__Problem description__. Return the items below unchanged, line for line.

Data listing:
##########

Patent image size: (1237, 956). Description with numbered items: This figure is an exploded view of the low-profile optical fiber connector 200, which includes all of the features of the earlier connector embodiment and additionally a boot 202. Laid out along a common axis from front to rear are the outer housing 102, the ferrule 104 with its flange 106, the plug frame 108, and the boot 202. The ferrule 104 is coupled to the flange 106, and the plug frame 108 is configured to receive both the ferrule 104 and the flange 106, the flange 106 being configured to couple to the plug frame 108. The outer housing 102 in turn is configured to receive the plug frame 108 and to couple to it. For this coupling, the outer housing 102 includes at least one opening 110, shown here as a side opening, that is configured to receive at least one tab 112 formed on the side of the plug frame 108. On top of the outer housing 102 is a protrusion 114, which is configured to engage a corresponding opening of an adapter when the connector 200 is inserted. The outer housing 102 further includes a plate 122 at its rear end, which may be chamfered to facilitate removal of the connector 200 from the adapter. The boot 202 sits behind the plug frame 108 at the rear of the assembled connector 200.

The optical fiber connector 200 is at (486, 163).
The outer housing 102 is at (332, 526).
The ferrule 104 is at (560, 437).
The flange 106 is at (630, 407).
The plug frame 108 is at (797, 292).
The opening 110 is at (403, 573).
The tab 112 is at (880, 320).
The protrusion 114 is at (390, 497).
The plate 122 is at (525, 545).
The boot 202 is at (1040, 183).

##########

__Solution__.
Patent image size: (1237, 956). Description with numbered items: This figure is an exploded view of the low-profile optical fiber connector 200, which includes all of the features of the earlier connector embodiment and additionally a boot 202. Laid out along a common axis from front to rear are the outer housing 102, the ferrule 104 with its flange 106, the plug frame 108, and the boot 202. The ferrule 104 is coupled to the flange 106, and the plug frame 108 is configured to receive both the ferrule 104 and the flange 106, the flange 106 being configured to couple to the plug frame 108. The outer housing 102 in turn is configured to receive the plug frame 108 and to couple to it. For this coupling, the outer housing 102 includes at least one opening 110, shown here as a side opening, that is configured to receive at least one tab 112 formed on the side of the plug frame 108. On top of the outer housing 102 is a protrusion 114, which is configured to engage a corresponding opening of an adapter when the connector 200 is inserted. The outer housing 102 further includes a plate 122 at its rear end, which may be chamfered to facilitate removal of the connector 200 from the adapter. The boot 202 sits behind the plug frame 108 at the rear of the assembled connector 200.

The optical fiber connector 200 is at (486, 163).
The outer housing 102 is at (332, 526).
The ferrule 104 is at (560, 437).
The flange 106 is at (630, 407).
The plug frame 108 is at (797, 292).
The opening 110 is at (403, 573).
The tab 112 is at (880, 320).
The protrusion 114 is at (390, 497).
The plate 122 is at (525, 545).
The boot 202 is at (1040, 183).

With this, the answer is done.